[Stated goal 1] Can you extract the stretch of the ePrivacy Regulation article from "Tailored and highly" through "duration and purpose.", copied word for word?

[Article]
But the EU Council draft’s path into law, let alone any indication of a possible ePrivacy Regulation effective date, remains unclear, particularly since strong data privacy voices have already spoken out against it, including Germany’s Federal Data Protection Commissioner Ulrich Kelber, who urges the EU Parliament to seek stronger data privacy provisions for the ePrivacy Regulation in 2021.
One thing seems certain from the new draft ePrivacy Regulation: cookies and trackers on your website will still need the explicit and affirmative consent from users before being used.
In other words, consent is here to stay.
Compliance with Cookiebot CMP
ePrivacy Regulation and cookies
Built around a powerful website scanner that detects and controls all cookies, trackers and trojan horses on your website, our solution automatically obtains the valid consents from your website’s end-users in true compliance with the EU’s GDPR/ePR requirements.
Tailored and highly customizable consent banners provide your users with all legally required information on each cookie, such as technical details, provider, duration and purpose.
With the coming ePrivacy Regulation, cookies and trackers on your website will still need the prior and explicit consent from users to be allowed activated.
Third-party cookies operating through your website’s use of analytics services or social media plugins all need the prior consent from your website’s visitors before being legally allowed to function.
Cookiebot CMP has specialized in handling EU valid cookie consents since 2012 and will keep on protecting user privacy, while making compliance easy and automatic for your website.
We also enable compliance for your website with a range of other data privacy laws around the world, including UK’s GDPR, California’s CCPA, Canada’s PIPEDA, South Africa’s POPIA, New Zealand’s Privacy Act and many others.
ePrivacy Regulation 2021, in detail
ePrivacy, cookies and timeline
Let’s break down the new ePrivacy Regulation 2021 draft from the EU Council in detail and look at how it’s different from the GDPR, and when it might take effect.
What is the difference between ePrivacy Regulation and the GDPR?
The EU’s General Data Protection Regulation (GDPR) protects the personal data of individuals inside the EU, while the ePrivacy Regulation 2021 will protect the privacy of electronic communication from individuals inside the EU – particularizing and specifying the GDPR (and its standards of consent) to the sector of communication via technologies such as Facebook, email, and text messages, among others.

[Data for the task]
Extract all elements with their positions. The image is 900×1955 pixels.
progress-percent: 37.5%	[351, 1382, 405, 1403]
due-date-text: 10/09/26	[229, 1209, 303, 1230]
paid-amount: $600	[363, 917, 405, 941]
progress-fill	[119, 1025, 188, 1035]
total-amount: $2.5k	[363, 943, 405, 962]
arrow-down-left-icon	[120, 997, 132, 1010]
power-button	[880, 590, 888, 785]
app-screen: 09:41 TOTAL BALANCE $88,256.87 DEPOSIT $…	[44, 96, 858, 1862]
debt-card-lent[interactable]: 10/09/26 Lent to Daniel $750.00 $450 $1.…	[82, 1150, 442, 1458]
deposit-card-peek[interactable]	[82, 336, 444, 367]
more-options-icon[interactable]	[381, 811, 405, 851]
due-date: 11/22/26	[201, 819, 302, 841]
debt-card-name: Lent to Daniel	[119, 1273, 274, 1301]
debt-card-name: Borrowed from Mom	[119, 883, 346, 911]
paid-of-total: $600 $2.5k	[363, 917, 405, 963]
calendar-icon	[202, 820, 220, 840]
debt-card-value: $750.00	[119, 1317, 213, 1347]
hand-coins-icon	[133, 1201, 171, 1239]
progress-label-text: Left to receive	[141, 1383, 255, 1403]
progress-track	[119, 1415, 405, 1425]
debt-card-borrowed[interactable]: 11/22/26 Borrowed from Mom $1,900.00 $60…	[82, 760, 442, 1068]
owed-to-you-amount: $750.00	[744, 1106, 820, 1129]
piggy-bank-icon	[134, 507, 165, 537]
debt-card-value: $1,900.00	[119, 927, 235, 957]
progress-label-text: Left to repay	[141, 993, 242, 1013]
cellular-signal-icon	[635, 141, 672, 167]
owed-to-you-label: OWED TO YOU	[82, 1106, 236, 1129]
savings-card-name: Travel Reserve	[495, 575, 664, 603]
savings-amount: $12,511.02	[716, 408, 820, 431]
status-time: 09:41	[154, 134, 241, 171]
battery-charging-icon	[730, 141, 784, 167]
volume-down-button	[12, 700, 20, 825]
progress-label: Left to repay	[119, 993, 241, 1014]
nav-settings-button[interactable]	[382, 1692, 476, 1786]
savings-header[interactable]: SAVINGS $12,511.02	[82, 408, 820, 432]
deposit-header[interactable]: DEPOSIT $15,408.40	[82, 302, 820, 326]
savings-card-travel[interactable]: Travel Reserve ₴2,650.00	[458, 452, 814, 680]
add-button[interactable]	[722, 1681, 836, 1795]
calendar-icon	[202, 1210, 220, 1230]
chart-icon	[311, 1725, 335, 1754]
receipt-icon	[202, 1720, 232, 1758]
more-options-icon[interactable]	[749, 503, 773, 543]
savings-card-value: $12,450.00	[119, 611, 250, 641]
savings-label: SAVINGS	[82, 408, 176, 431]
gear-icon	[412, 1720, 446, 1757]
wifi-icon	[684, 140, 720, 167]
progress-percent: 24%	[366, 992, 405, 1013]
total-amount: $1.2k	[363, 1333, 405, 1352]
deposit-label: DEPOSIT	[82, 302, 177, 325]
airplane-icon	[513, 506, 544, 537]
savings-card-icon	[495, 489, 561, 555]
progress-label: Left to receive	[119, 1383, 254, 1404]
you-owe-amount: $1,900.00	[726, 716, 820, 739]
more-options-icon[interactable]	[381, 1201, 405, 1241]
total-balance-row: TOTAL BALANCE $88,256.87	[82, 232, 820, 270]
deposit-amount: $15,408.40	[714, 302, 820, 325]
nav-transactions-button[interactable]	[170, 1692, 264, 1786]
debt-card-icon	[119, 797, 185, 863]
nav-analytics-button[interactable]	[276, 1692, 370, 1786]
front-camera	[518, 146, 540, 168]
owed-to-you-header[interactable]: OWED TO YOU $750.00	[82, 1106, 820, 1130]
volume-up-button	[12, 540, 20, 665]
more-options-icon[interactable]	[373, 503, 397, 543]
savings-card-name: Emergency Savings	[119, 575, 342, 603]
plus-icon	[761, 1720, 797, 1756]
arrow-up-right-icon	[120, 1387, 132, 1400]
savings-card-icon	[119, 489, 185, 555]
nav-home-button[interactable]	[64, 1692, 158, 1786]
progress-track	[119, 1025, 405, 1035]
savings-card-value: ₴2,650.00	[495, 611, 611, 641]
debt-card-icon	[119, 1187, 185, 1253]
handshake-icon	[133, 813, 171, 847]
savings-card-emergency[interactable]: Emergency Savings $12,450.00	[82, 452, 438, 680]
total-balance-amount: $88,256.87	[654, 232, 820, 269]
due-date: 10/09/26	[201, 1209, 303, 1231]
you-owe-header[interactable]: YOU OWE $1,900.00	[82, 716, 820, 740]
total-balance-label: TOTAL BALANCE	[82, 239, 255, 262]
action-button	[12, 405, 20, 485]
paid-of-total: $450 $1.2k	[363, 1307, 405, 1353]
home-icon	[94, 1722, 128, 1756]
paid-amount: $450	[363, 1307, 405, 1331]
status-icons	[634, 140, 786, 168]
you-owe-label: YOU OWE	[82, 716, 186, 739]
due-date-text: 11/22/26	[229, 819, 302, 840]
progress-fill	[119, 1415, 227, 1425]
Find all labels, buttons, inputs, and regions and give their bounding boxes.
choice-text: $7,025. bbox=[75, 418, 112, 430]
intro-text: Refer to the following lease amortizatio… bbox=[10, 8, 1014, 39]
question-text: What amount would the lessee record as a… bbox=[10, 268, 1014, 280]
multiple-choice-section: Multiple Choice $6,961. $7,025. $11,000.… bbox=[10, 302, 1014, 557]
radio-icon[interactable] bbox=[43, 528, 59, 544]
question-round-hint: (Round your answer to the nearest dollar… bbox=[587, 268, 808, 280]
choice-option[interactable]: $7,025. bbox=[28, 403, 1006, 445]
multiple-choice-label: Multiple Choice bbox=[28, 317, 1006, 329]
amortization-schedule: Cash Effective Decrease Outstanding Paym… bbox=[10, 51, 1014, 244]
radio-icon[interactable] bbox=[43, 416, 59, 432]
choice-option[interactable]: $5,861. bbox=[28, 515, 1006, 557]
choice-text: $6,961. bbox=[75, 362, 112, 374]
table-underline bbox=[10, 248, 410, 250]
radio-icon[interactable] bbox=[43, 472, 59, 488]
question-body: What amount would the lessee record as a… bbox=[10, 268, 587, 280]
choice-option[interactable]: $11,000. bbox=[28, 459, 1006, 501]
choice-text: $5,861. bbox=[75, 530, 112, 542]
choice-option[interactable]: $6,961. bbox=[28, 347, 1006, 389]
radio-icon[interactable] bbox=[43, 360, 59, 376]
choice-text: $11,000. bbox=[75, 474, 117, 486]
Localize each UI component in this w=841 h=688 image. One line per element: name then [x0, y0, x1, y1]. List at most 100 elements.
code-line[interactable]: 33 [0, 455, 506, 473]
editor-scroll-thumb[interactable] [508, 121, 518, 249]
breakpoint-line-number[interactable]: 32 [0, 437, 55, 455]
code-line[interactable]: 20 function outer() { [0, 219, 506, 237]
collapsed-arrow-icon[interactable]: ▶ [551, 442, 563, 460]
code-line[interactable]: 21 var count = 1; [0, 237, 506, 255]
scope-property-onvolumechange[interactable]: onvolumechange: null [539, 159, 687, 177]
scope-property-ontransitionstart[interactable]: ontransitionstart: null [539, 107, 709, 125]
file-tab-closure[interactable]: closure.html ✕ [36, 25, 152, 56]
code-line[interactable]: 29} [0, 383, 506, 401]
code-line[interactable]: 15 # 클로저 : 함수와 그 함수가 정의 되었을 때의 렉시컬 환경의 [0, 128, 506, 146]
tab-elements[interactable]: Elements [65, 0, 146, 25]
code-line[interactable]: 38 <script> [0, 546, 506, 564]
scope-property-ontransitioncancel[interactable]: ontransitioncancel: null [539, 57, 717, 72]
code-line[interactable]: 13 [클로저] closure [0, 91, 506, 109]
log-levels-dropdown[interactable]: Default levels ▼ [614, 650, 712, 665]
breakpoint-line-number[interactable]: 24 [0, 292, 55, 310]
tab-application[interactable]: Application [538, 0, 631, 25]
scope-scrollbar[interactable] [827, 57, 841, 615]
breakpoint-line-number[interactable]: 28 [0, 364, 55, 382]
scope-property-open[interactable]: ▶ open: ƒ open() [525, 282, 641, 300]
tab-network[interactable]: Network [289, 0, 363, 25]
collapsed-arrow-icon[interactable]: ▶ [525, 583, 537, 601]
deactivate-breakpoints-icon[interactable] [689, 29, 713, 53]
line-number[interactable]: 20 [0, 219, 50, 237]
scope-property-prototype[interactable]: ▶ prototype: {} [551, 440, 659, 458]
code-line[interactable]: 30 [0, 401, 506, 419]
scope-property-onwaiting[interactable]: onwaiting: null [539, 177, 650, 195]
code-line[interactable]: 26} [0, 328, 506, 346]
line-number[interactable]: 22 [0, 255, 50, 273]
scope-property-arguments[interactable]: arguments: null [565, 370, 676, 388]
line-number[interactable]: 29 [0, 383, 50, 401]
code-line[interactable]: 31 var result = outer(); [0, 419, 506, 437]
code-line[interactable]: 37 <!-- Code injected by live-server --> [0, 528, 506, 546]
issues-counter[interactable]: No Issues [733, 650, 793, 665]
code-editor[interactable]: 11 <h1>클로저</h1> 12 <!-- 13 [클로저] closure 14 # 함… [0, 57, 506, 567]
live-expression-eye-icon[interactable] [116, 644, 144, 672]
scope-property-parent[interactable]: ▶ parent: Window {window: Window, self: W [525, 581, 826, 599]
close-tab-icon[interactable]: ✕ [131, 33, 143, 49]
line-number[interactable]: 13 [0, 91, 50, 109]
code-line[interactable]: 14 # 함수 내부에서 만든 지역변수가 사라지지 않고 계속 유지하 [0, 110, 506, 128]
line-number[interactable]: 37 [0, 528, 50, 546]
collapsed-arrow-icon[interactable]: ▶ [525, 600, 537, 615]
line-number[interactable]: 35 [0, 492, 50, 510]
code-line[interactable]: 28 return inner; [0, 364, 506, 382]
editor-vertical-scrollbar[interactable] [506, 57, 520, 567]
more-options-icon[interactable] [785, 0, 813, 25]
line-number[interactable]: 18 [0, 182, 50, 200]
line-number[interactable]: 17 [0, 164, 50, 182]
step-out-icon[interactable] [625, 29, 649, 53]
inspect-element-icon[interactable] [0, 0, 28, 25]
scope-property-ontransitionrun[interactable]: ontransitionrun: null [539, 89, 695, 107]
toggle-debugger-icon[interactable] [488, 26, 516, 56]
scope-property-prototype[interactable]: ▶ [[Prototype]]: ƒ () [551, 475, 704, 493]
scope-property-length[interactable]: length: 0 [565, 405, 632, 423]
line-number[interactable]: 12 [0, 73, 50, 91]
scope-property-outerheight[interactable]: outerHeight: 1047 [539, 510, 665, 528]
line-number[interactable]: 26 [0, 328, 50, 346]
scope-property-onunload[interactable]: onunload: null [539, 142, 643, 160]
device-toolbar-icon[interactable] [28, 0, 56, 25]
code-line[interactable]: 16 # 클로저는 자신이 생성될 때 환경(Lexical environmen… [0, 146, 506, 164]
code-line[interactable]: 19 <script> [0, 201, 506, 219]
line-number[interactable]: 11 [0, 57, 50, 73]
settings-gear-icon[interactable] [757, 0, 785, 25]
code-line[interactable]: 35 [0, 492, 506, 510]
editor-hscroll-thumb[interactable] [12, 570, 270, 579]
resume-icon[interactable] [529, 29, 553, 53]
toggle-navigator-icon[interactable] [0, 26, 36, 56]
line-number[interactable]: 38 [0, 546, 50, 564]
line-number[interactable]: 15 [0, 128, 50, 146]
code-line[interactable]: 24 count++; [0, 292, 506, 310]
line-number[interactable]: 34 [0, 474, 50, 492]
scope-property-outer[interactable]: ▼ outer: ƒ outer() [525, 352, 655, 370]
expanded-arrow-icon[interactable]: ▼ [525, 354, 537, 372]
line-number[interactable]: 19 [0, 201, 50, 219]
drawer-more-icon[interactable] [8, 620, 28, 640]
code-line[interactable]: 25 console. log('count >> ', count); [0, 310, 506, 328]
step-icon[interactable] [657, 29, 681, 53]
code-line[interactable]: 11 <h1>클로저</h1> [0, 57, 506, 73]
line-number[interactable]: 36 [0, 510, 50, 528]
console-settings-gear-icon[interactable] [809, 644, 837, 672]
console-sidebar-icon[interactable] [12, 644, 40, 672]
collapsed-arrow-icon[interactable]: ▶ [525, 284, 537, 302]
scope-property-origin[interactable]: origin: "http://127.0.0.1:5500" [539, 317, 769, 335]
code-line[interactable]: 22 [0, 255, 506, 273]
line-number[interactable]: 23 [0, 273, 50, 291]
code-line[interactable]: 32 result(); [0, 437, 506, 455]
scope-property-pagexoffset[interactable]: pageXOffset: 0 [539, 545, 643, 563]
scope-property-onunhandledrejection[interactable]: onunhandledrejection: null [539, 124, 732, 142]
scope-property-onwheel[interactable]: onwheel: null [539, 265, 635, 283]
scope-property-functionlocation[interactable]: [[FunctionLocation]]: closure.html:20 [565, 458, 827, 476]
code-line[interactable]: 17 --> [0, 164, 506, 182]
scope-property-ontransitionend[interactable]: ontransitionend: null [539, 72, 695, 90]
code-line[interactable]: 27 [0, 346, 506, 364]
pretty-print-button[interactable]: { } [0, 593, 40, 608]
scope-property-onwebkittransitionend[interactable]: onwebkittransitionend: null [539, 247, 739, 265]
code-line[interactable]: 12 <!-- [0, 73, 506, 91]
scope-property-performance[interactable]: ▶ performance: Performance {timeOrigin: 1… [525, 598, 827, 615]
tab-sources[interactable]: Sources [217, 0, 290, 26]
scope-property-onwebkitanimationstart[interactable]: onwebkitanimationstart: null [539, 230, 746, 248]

[Stated goal 2] Which lines of the listing above contain the string "paid"? Show each one in full, matching case exactly.

[Expected output 1]
Tailored and highly customizable consent banners provide your users with all legally required information on each cookie, such as technical details, provider, duration and purpose.

[Expected output 2]
paid-amount: $600	[363, 917, 405, 941]
paid-of-total: $600 $2.5k	[363, 917, 405, 963]
paid-of-total: $450 $1.2k	[363, 1307, 405, 1353]
paid-amount: $450	[363, 1307, 405, 1331]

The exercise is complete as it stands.